• WRITTEN TASK:
Pick out the lines below with "company" and list them.

+++ EXTRACTED ENTRIES +++

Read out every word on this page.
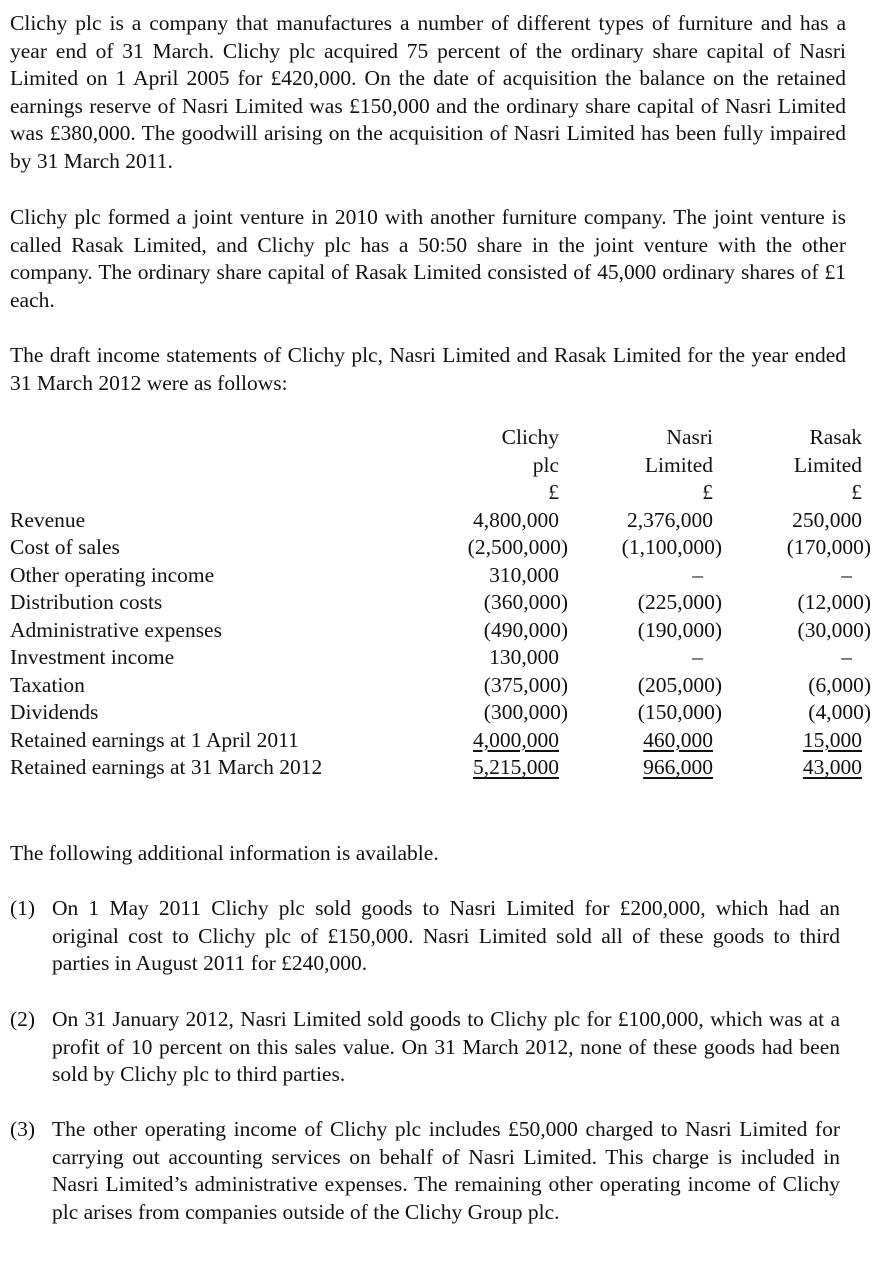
Clichy plc is a company that manufactures a number of different types of furniture and has a year end of 31 March. Clichy plc acquired 75 percent of the ordinary share capital of Nasri Limited on 1 April 2005 for £420,000. On the date of acquisition the balance on the retained earnings reserve of Nasri Limited was £150,000 and the ordinary share capital of Nasri Limited was £380,000. The goodwill arising on the acquisition of Nasri Limited has been fully impaired by 31 March 2011.

Clichy plc formed a joint venture in 2010 with another furniture company. The joint venture is called Rasak Limited, and Clichy plc has a 50:50 share in the joint venture with the other company. The ordinary share capital of Rasak Limited consisted of 45,000 ordinary shares of £1 each.

The draft income statements of Clichy plc, Nasri Limited and Rasak Limited for the year ended 31 March 2012 were as follows:

	Clichy	Nasri	Rasak
	plc	Limited	Limited
	£	£	£
Revenue	4,800,000	2,376,000	250,000
Cost of sales	(2,500,000)	(1,100,000)	(170,000)
Other operating income	310,000	–	–
Distribution costs	(360,000)	(225,000)	(12,000)
Administrative expenses	(490,000)	(190,000)	(30,000)
Investment income	130,000	–	–
Taxation	(375,000)	(205,000)	(6,000)
Dividends	(300,000)	(150,000)	(4,000)
Retained earnings at 1 April 2011	4,000,000	460,000	15,000
Retained earnings at 31 March 2012	5,215,000	966,000	43,000

The following additional information is available.

(1) On 1 May 2011 Clichy plc sold goods to Nasri Limited for £200,000, which had an original cost to Clichy plc of £150,000. Nasri Limited sold all of these goods to third parties in August 2011 for £240,000.
(2) On 31 January 2012, Nasri Limited sold goods to Clichy plc for £100,000, which was at a profit of 10 percent on this sales value. On 31 March 2012, none of these goods had been sold by Clichy plc to third parties.
(3) The other operating income of Clichy plc includes £50,000 charged to Nasri Limited for carrying out accounting services on behalf of Nasri Limited. This charge is included in Nasri Limited’s administrative expenses. The remaining other operating income of Clichy plc arises from companies outside of the Clichy Group plc.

+++

• WRITTEN SOLUTION:
Clichy plc is a company that manufactures a number of different types of furniture and has a year end of 31 March. Clichy plc acquired 75 percent of the ordinary share capital of Nasri Limited on 1 April 2005 for £420,000. On the date of acquisition the balance on the retained earnings reserve of Nasri Limited was £150,000 and the ordinary share capital of Nasri Limited was £380,000. The goodwill arising on the acquisition of Nasri Limited has been fully impaired by 31 March 2011.
Clichy plc formed a joint venture in 2010 with another furniture company. The joint venture is called Rasak Limited, and Clichy plc has a 50:50 share in the joint venture with the other company. The ordinary share capital of Rasak Limited consisted of 45,000 ordinary shares of £1 each.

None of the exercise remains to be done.